== INFORMATION SHOWN ==

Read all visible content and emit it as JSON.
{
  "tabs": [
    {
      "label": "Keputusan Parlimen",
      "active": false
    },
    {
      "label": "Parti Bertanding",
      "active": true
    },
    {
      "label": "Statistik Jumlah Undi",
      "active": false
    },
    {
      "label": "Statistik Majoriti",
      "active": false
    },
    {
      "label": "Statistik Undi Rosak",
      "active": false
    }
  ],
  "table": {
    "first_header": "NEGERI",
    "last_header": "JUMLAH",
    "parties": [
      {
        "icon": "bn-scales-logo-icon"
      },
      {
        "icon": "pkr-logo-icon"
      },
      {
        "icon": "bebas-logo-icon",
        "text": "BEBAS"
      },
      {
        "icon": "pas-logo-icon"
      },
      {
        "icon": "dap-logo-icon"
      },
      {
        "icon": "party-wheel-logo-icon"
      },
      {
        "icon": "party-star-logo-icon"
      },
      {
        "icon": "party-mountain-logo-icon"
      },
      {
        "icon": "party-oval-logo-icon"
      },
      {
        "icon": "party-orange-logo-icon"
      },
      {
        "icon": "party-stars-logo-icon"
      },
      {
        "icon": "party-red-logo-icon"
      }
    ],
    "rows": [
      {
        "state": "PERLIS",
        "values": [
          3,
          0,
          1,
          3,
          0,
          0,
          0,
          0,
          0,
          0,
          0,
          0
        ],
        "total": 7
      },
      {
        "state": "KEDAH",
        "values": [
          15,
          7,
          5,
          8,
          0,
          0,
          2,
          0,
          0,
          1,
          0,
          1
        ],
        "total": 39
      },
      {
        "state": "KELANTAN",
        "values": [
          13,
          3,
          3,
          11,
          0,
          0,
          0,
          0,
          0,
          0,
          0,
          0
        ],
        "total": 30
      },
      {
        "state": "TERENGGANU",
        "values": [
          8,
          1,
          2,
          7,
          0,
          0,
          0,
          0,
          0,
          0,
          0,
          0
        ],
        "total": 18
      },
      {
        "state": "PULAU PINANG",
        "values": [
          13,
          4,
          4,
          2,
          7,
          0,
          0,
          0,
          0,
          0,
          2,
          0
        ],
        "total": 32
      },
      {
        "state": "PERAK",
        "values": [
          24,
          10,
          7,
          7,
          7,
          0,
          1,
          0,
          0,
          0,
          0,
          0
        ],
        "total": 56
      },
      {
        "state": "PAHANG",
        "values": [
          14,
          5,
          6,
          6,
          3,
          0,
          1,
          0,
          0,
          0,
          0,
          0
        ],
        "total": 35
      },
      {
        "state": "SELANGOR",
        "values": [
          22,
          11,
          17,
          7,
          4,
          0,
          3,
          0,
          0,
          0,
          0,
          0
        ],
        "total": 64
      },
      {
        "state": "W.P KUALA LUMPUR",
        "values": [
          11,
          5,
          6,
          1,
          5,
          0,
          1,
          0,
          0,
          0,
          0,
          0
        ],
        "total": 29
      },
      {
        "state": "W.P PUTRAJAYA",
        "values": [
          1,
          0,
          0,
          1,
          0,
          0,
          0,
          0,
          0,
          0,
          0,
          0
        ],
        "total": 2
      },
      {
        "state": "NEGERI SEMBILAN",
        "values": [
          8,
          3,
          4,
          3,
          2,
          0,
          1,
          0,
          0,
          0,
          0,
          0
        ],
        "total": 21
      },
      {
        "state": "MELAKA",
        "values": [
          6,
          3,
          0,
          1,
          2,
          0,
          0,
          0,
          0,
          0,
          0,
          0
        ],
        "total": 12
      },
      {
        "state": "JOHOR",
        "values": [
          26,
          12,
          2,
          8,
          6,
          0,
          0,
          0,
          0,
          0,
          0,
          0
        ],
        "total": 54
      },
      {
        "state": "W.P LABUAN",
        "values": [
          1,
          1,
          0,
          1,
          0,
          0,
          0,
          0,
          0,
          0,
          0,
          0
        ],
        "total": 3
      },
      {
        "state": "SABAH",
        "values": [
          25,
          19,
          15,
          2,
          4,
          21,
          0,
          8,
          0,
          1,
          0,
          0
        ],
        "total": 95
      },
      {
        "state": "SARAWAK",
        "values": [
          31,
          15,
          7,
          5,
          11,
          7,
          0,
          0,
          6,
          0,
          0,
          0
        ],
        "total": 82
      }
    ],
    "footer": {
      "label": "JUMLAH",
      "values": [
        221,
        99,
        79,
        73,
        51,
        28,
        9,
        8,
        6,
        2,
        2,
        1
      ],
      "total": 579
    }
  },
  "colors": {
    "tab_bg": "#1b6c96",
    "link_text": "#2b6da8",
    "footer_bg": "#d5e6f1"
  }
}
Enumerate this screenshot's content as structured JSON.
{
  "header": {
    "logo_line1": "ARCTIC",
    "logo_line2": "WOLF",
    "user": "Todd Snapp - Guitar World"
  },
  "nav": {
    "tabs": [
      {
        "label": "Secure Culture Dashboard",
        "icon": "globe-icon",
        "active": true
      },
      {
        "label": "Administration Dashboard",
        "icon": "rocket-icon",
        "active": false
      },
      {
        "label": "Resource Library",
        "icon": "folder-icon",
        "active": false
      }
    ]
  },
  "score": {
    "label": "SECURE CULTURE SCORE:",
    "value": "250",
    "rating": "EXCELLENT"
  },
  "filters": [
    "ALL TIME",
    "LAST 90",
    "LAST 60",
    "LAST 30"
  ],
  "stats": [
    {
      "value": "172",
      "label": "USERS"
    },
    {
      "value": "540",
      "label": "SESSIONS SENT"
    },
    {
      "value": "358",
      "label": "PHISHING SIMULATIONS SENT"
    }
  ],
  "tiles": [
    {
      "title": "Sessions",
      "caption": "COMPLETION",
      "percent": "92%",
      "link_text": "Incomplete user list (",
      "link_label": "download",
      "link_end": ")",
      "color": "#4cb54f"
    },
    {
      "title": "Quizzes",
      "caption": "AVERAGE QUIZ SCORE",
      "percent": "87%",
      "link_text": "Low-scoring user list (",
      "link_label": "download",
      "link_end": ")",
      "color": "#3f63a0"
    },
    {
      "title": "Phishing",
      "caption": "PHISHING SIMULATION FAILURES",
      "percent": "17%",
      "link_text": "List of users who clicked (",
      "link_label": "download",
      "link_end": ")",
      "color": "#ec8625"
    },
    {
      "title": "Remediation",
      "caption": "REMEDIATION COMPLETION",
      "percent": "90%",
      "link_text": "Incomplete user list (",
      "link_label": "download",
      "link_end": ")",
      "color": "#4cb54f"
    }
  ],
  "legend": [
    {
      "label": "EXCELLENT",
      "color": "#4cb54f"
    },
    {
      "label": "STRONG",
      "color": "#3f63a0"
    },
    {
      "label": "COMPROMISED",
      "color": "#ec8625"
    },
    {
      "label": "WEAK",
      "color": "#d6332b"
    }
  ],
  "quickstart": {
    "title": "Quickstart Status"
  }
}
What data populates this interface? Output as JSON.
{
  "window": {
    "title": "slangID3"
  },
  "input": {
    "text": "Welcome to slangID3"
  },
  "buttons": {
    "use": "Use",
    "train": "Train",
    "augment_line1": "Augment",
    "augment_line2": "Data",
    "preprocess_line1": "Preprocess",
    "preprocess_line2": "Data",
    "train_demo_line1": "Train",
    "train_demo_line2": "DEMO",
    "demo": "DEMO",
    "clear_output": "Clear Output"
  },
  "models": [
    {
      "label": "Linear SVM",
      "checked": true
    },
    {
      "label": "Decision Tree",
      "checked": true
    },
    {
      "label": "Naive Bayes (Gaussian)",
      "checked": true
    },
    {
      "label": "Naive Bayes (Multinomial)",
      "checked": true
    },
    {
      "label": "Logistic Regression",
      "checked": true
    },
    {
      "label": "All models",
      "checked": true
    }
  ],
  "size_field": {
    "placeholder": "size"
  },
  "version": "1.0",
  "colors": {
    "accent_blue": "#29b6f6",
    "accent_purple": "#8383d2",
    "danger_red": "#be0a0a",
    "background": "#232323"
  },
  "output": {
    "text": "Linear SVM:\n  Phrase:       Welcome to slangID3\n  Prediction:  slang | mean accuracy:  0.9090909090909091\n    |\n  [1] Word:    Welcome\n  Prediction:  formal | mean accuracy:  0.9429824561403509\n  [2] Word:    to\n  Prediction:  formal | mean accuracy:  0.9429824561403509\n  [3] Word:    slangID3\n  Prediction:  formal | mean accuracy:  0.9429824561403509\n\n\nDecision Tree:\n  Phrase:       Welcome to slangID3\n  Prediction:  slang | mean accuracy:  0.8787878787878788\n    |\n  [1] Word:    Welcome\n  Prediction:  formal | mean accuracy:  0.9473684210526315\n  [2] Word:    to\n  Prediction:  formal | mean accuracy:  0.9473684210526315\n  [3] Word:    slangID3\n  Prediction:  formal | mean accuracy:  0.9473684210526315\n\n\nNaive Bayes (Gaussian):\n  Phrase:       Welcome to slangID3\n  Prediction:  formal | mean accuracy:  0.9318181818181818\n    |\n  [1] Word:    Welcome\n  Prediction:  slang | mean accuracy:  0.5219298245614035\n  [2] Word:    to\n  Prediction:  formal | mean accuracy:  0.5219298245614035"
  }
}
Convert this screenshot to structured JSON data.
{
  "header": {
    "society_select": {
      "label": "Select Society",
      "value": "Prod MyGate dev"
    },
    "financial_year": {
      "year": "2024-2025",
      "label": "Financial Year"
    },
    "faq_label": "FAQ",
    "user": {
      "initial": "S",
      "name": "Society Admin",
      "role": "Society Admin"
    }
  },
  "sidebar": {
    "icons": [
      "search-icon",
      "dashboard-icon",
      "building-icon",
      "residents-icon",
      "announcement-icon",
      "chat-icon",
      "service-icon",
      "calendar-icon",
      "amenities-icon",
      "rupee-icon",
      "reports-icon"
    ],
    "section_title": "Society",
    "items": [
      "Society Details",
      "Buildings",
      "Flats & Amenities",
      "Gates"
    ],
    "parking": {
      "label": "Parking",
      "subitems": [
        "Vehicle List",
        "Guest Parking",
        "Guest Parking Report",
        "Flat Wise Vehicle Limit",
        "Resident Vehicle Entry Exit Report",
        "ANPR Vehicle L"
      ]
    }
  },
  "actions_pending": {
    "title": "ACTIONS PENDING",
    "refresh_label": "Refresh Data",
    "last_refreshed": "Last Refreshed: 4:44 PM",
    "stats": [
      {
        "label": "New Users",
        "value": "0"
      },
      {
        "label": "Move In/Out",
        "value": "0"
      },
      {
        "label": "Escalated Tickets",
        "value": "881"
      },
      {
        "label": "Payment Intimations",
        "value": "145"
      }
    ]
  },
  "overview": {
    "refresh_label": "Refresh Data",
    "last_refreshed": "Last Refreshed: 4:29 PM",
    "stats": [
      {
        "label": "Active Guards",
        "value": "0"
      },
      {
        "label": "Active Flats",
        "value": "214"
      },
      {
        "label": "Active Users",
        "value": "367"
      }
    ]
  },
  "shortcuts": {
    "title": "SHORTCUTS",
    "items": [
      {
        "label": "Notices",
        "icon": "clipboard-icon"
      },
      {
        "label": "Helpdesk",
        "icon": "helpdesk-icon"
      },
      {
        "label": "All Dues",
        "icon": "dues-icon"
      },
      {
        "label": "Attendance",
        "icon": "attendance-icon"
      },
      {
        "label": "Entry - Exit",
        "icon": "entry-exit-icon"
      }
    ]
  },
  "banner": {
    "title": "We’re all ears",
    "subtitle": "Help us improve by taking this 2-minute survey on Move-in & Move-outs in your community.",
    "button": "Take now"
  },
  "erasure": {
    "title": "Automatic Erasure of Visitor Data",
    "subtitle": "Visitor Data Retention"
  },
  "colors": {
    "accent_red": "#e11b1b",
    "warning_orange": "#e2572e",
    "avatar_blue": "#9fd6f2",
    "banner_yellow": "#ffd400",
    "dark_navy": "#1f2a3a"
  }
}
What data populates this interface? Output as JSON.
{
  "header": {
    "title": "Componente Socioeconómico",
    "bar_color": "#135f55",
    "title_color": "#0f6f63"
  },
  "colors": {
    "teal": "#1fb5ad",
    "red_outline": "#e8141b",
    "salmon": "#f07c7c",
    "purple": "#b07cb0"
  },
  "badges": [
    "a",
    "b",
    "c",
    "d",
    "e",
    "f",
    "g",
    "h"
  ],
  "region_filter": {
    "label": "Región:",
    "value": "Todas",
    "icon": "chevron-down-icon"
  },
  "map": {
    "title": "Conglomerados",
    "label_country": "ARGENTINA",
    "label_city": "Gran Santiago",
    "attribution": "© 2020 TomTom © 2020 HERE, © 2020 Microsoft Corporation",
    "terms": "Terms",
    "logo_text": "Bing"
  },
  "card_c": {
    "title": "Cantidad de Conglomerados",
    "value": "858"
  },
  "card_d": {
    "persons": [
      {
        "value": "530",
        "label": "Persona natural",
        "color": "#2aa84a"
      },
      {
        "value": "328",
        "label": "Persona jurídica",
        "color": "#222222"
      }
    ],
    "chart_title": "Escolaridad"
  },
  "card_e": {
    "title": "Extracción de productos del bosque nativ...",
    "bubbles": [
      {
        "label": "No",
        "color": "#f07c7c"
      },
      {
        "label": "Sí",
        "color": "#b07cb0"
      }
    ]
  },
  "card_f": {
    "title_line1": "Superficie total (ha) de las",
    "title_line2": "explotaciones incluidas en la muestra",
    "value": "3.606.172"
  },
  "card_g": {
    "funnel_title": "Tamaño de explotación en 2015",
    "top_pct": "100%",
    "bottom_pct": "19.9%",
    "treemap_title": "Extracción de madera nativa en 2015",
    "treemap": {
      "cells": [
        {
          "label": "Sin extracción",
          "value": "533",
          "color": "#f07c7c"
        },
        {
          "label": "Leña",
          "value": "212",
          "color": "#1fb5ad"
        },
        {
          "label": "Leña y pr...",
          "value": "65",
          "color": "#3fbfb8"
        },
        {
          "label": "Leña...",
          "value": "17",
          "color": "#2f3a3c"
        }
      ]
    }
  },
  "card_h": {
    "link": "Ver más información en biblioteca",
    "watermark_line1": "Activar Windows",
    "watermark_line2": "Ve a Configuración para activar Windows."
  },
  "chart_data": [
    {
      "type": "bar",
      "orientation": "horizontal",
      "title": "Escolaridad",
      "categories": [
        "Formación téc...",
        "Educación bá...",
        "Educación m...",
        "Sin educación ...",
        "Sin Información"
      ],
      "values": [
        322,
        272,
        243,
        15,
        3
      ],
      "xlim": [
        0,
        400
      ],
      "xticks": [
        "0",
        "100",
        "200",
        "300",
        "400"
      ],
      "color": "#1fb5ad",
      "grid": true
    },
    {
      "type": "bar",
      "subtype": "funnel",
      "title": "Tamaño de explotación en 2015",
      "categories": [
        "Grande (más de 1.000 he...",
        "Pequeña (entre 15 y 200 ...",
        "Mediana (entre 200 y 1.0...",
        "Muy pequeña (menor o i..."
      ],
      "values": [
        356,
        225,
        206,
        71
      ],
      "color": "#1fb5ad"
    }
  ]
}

===

§ **WHAT IS NEEDED**
Give only the number of lines in the material above where the string "Tamaño" appears.

§ **EXPECTED ANSWER**
2